(Stored entries)
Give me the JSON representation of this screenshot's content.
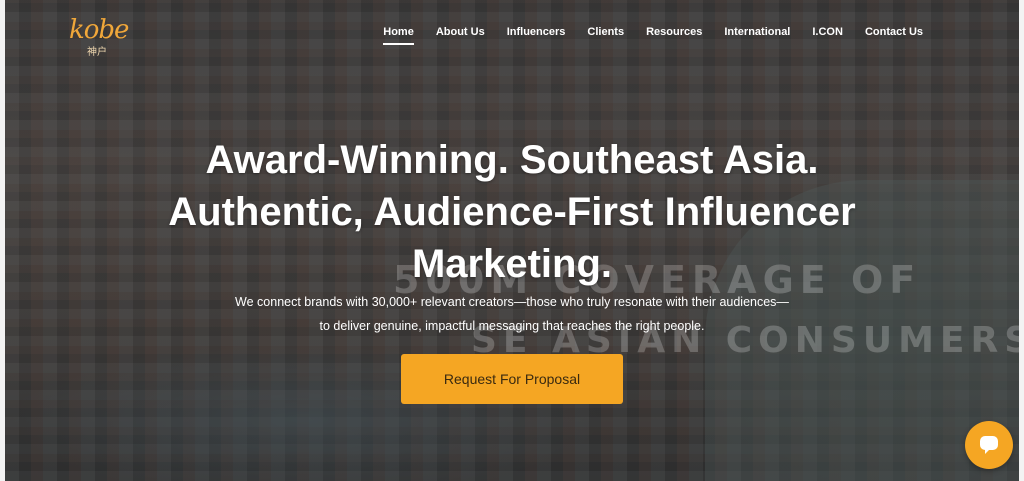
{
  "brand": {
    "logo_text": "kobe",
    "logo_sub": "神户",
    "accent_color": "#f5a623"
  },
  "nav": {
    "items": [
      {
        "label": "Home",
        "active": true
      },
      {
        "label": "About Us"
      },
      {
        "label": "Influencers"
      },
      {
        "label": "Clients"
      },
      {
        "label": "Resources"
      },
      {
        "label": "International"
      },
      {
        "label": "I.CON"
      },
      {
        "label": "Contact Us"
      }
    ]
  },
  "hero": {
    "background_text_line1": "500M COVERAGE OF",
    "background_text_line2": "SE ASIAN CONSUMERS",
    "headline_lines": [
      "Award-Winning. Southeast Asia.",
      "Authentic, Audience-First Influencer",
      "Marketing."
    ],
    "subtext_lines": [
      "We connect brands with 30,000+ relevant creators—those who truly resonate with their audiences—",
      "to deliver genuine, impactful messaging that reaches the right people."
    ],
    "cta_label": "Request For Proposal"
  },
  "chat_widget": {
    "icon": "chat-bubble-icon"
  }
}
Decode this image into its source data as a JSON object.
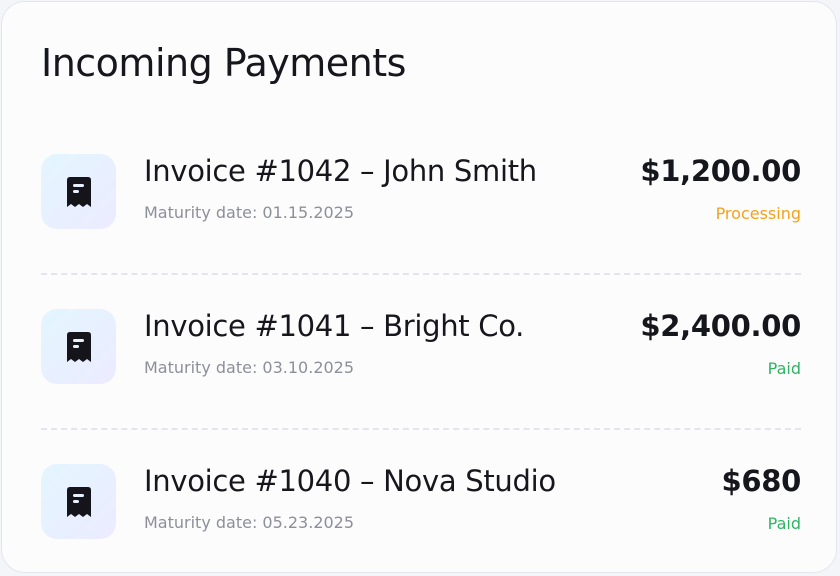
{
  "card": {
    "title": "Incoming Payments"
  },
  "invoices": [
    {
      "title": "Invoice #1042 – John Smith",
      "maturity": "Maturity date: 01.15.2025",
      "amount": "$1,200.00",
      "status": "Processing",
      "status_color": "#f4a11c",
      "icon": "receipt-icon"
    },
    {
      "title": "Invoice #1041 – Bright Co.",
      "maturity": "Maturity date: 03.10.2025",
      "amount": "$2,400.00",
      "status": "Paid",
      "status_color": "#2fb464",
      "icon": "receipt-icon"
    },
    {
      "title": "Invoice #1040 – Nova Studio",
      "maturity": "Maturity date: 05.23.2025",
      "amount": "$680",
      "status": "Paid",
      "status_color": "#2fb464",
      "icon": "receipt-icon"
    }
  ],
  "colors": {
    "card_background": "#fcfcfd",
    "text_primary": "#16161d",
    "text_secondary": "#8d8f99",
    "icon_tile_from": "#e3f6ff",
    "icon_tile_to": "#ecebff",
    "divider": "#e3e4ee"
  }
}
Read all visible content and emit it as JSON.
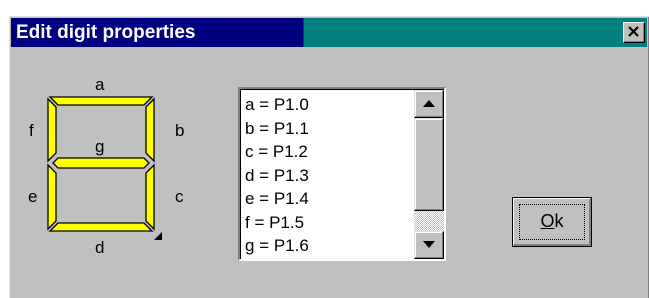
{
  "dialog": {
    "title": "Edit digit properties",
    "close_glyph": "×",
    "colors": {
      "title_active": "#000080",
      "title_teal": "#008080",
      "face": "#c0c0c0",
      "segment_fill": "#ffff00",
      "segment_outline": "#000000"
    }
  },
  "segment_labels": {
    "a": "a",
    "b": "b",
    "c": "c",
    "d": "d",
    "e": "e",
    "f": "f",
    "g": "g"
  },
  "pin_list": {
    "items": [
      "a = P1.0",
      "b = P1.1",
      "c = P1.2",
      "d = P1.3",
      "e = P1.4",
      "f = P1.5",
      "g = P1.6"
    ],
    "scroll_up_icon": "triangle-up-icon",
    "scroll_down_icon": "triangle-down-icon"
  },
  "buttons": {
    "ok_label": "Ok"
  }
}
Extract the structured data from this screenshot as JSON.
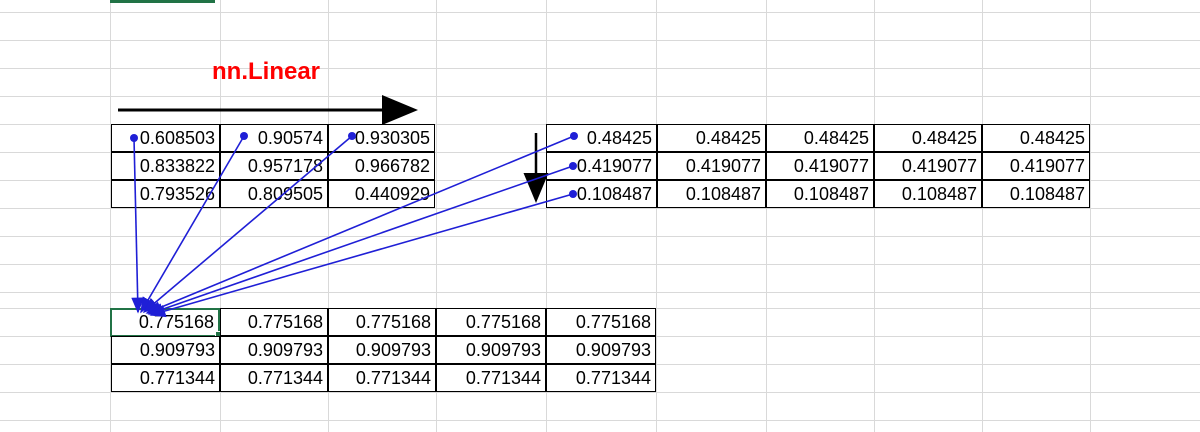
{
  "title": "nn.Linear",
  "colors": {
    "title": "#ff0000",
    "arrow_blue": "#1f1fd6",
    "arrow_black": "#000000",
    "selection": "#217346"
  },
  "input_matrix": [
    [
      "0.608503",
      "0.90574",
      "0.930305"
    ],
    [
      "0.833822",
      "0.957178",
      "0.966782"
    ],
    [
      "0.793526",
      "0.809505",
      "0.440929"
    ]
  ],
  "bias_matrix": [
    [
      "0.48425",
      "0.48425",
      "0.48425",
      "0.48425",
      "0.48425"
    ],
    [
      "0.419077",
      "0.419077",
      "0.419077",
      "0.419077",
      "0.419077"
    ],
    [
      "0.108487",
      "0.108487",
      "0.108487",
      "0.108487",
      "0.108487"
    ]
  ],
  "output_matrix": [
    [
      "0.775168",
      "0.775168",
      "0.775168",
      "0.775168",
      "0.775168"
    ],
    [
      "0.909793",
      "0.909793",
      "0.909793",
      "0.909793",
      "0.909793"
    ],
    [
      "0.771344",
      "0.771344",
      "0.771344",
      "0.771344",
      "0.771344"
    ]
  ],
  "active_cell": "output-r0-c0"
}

==

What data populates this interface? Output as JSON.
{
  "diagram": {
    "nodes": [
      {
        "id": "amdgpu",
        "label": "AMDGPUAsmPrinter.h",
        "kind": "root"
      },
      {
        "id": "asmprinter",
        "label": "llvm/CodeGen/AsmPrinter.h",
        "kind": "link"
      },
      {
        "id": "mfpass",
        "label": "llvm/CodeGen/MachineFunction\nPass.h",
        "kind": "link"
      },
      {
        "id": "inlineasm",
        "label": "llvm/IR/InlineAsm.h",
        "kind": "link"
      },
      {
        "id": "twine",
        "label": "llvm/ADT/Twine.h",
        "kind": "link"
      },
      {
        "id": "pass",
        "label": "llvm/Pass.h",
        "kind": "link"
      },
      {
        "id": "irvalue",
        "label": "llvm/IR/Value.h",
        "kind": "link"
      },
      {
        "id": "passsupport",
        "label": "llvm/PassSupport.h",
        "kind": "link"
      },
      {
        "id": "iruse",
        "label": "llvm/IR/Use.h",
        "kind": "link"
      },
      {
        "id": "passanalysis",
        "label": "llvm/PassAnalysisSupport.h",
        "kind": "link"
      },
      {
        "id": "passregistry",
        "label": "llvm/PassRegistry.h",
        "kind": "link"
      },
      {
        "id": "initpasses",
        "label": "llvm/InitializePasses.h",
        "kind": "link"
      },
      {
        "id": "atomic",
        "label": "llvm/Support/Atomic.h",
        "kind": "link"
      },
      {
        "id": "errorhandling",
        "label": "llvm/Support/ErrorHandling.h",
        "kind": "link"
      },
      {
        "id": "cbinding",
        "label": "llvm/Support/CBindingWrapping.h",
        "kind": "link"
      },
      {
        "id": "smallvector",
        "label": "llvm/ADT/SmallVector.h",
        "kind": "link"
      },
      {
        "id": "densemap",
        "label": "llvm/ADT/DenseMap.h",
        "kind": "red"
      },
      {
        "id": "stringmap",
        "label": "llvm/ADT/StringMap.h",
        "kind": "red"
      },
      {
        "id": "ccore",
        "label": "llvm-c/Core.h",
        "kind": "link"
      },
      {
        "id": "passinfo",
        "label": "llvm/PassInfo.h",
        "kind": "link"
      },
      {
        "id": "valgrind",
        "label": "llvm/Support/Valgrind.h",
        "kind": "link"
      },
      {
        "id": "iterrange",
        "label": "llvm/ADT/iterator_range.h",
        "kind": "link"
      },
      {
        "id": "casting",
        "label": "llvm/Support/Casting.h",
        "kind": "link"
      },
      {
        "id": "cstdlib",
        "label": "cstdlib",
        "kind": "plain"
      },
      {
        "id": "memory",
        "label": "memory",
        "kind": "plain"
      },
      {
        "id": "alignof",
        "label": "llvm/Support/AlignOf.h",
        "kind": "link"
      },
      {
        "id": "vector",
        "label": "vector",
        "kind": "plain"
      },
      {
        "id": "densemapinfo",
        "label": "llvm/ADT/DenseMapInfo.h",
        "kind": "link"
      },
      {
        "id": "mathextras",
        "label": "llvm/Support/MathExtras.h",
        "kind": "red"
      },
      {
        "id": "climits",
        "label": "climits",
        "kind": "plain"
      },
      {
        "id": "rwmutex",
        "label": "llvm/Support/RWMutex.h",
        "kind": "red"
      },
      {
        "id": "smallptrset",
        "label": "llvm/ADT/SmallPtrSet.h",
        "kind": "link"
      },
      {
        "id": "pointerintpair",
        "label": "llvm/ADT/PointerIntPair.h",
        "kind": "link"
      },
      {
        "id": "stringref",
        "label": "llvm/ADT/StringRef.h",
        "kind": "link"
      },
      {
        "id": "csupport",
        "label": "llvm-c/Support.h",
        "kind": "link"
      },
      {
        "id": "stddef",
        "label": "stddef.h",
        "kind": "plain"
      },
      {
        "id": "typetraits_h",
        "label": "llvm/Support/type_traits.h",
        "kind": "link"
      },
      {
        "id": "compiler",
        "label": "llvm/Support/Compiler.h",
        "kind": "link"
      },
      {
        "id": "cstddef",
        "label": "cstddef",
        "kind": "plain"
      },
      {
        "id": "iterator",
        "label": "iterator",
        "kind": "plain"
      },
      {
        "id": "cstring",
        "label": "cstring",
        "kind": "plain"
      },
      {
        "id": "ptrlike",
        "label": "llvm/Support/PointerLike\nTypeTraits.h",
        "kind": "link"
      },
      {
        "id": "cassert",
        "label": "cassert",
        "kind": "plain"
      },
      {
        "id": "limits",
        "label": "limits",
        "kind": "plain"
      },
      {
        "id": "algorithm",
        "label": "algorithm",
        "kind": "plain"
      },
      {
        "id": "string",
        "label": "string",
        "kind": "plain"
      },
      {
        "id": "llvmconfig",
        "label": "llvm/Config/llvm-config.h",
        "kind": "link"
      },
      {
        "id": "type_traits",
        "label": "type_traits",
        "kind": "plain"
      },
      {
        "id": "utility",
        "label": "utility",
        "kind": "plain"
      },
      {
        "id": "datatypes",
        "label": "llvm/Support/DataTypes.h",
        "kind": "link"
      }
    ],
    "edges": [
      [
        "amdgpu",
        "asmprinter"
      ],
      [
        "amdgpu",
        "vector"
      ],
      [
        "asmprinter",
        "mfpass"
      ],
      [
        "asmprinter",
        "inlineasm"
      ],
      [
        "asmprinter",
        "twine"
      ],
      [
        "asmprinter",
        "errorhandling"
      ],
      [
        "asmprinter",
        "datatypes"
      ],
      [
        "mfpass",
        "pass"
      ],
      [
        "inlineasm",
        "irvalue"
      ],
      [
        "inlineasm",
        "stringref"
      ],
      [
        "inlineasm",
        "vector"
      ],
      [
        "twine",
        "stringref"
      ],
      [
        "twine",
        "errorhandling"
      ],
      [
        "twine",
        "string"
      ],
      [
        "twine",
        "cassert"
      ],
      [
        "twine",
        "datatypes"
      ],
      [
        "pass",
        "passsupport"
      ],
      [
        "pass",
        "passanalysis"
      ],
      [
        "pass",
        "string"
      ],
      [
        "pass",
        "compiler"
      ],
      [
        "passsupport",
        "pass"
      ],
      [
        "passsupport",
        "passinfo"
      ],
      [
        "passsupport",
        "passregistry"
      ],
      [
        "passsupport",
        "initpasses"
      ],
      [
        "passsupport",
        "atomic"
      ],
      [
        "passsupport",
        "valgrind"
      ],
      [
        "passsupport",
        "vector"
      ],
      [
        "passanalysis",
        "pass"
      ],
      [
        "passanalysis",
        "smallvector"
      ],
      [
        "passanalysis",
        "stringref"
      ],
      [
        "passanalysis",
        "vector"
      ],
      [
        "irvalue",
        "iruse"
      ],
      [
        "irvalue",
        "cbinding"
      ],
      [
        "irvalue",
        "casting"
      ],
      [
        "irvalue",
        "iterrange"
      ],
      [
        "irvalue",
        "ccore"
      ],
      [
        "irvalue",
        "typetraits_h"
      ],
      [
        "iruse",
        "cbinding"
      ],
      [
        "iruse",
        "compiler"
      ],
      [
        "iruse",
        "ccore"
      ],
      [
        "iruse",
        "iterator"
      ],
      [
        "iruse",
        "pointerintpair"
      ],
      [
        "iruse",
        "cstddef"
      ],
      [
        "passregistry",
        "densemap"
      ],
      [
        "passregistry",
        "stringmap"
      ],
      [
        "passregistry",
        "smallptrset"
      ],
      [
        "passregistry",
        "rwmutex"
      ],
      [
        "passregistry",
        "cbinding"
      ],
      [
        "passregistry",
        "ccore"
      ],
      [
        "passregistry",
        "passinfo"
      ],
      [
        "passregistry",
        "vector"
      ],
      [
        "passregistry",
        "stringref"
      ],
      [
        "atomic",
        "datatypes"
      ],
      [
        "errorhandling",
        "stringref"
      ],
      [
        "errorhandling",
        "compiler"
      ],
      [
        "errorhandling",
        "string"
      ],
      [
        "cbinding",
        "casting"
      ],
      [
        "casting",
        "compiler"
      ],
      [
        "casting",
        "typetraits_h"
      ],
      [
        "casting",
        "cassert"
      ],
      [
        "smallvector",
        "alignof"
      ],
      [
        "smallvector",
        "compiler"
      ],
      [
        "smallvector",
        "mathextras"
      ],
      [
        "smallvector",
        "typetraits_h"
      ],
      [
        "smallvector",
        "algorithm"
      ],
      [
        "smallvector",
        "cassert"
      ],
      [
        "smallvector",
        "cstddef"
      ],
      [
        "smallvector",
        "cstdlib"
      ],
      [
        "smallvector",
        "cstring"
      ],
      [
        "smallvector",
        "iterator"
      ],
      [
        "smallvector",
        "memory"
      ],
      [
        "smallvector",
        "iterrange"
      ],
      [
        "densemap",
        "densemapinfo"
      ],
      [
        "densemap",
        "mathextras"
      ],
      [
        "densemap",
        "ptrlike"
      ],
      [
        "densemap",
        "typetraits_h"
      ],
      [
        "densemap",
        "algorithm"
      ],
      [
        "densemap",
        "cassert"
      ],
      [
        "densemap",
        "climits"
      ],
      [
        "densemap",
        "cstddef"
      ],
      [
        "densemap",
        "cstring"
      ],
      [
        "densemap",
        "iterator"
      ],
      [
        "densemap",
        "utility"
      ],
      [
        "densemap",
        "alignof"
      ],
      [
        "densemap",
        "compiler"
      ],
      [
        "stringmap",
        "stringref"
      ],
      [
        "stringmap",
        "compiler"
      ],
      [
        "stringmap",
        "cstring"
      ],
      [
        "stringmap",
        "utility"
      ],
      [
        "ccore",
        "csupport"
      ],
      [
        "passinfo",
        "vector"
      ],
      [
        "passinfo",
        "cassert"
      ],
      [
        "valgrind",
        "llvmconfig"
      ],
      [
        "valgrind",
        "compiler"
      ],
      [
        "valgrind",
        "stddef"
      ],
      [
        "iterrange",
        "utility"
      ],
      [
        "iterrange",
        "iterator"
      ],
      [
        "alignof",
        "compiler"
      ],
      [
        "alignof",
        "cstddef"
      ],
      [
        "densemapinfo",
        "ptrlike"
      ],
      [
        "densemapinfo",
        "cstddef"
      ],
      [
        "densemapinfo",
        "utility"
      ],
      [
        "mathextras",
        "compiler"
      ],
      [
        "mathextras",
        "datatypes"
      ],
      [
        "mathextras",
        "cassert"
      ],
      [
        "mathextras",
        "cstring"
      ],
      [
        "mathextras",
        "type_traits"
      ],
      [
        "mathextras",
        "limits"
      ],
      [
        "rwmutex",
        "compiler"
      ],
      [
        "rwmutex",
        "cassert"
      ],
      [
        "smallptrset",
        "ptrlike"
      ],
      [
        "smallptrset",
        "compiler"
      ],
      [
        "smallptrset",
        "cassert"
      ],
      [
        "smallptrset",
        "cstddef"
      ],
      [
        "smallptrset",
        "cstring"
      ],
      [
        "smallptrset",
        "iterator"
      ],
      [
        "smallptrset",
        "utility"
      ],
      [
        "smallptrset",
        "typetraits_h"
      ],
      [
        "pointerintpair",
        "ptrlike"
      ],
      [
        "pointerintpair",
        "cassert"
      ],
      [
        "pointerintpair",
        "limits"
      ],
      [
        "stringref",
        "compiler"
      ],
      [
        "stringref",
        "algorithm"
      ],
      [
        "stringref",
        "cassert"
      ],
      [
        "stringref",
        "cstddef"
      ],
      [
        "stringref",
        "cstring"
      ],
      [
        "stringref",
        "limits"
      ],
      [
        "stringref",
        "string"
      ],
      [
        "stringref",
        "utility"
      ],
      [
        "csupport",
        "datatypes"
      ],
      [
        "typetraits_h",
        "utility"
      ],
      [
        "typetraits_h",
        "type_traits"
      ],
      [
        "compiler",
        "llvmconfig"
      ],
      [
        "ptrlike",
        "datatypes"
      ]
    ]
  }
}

--

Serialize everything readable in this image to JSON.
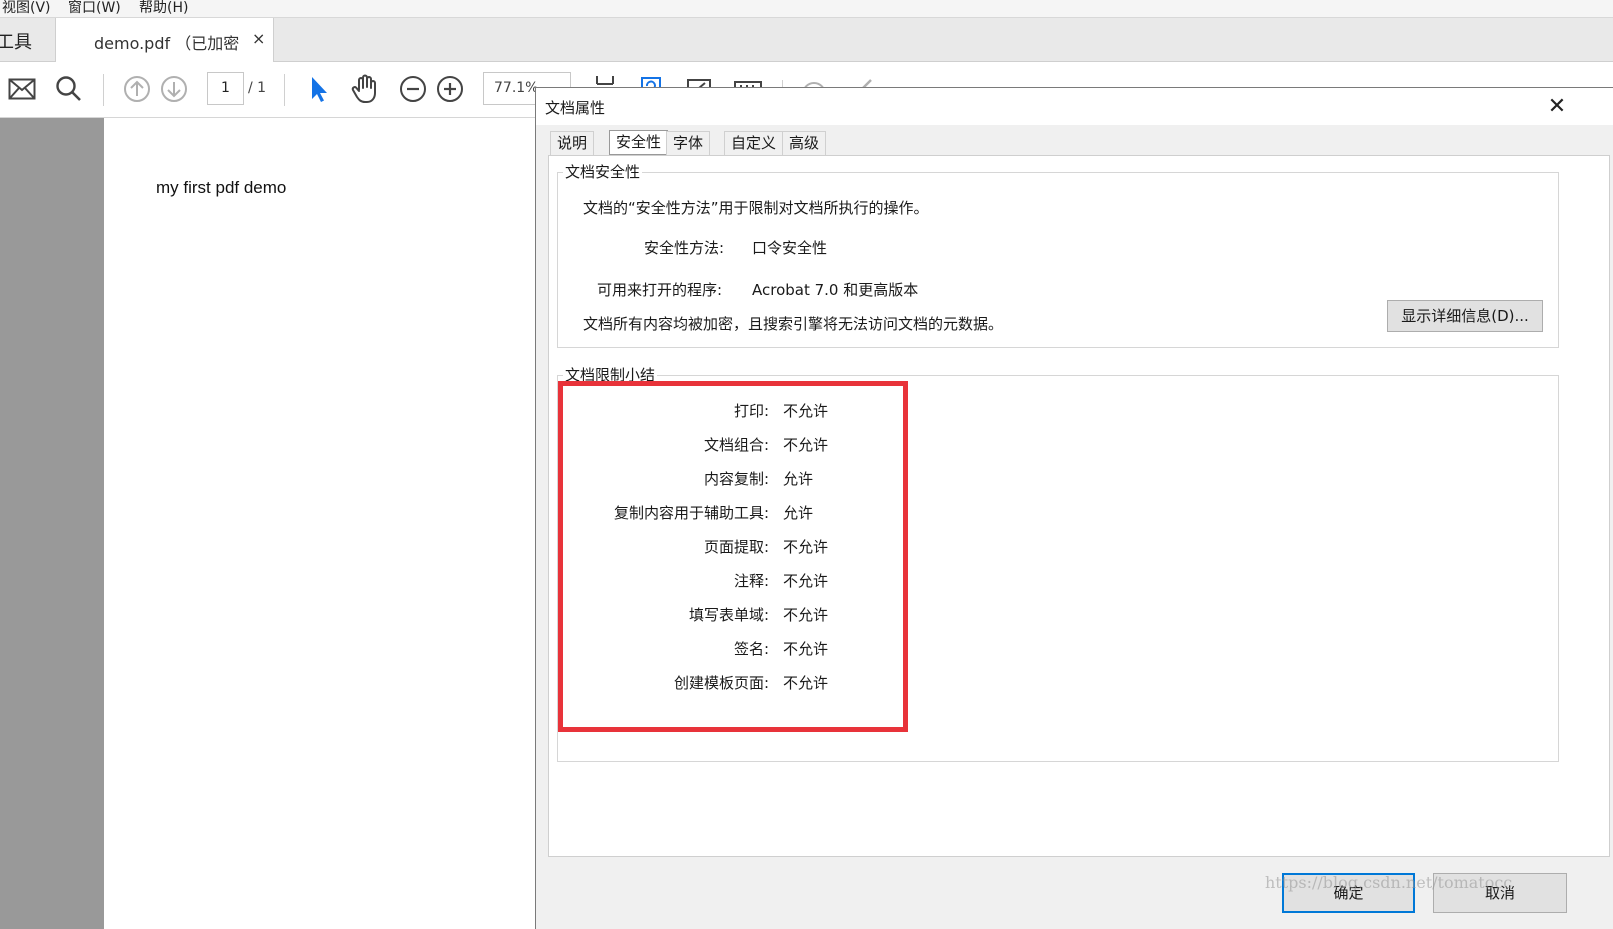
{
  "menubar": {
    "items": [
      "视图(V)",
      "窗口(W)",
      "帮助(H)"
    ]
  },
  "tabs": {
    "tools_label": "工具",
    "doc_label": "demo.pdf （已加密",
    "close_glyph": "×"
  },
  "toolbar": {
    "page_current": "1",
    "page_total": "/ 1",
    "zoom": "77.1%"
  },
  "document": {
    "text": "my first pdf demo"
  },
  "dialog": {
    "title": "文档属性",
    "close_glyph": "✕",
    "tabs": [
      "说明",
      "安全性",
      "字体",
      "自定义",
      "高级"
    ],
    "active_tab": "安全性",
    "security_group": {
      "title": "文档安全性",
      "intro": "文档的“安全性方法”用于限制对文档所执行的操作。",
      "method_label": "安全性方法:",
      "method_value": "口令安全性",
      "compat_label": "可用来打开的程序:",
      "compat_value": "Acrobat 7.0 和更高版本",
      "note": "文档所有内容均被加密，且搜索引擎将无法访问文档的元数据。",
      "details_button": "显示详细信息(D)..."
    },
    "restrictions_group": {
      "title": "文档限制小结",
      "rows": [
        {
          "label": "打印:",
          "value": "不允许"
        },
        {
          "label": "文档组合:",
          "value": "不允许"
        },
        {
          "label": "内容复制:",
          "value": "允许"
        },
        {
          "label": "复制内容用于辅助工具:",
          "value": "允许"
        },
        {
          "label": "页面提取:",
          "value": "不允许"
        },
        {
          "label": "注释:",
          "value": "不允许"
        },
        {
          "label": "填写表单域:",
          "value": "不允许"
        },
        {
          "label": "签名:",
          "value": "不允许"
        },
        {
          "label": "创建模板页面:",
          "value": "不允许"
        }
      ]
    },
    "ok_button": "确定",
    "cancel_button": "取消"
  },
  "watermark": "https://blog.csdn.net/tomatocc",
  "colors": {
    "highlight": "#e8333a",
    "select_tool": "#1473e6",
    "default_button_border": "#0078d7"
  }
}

GOAL: From the records, copy every line that has the string "screenshot" in it.

WRITTEN RESPONSE:
Give me the JSON representation of this screenshot's content.
Extract the structured data from this screenshot as JSON.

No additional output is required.